Aim of the exercise: Take each line containing the word "金属冶炼" and copy it.

Collected data entries:

★ ★ ★

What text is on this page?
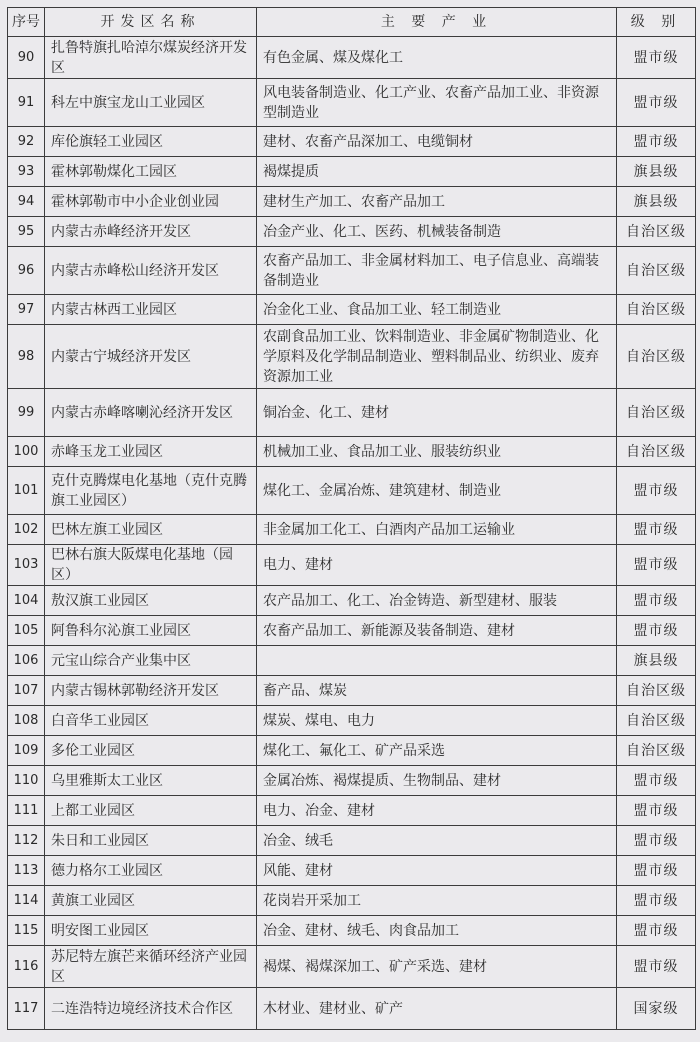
序号	开发区名称	主 要 产 业	级 别
90	扎鲁特旗扎哈淖尔煤炭经济开发区	有色金属、煤及煤化工	盟市级
91	科左中旗宝龙山工业园区	风电装备制造业、化工产业、农畜产品加工业、非资源型制造业	盟市级
92	库伦旗轻工业园区	建材、农畜产品深加工、电缆铜材	盟市级
93	霍林郭勒煤化工园区	褐煤提质	旗县级
94	霍林郭勒市中小企业创业园	建材生产加工、农畜产品加工	旗县级
95	内蒙古赤峰经济开发区	冶金产业、化工、医药、机械装备制造	自治区级
96	内蒙古赤峰松山经济开发区	农畜产品加工、非金属材料加工、电子信息业、高端装备制造业	自治区级
97	内蒙古林西工业园区	冶金化工业、食品加工业、轻工制造业	自治区级
98	内蒙古宁城经济开发区	农副食品加工业、饮料制造业、非金属矿物制造业、化学原料及化学制品制造业、塑料制品业、纺织业、废弃资源加工业	自治区级
99	内蒙古赤峰喀喇沁经济开发区	铜冶金、化工、建材	自治区级
100	赤峰玉龙工业园区	机械加工业、食品加工业、服装纺织业	自治区级
101	克什克腾煤电化基地（克什克腾旗工业园区）	煤化工、金属冶炼、建筑建材、制造业	盟市级
102	巴林左旗工业园区	非金属加工化工、白酒肉产品加工运输业	盟市级
103	巴林右旗大阪煤电化基地（园区）	电力、建材	盟市级
104	敖汉旗工业园区	农产品加工、化工、冶金铸造、新型建材、服装	盟市级
105	阿鲁科尔沁旗工业园区	农畜产品加工、新能源及装备制造、建材	盟市级
106	元宝山综合产业集中区		旗县级
107	内蒙古锡林郭勒经济开发区	畜产品、煤炭	自治区级
108	白音华工业园区	煤炭、煤电、电力	自治区级
109	多伦工业园区	煤化工、氟化工、矿产品采选	自治区级
110	乌里雅斯太工业区	金属冶炼、褐煤提质、生物制品、建材	盟市级
111	上都工业园区	电力、冶金、建材	盟市级
112	朱日和工业园区	冶金、绒毛	盟市级
113	德力格尔工业园区	风能、建材	盟市级
114	黄旗工业园区	花岗岩开采加工	盟市级
115	明安图工业园区	冶金、建材、绒毛、肉食品加工	盟市级
116	苏尼特左旗芒来循环经济产业园区	褐煤、褐煤深加工、矿产采选、建材	盟市级
117	二连浩特边境经济技术合作区	木材业、建材业、矿产	国家级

★ ★ ★

Complete response:
101	克什克腾煤电化基地（克什克腾旗工业园区）	煤化工、金属冶炼、建筑建材、制造业	盟市级
110	乌里雅斯太工业区	金属冶炼、褐煤提质、生物制品、建材	盟市级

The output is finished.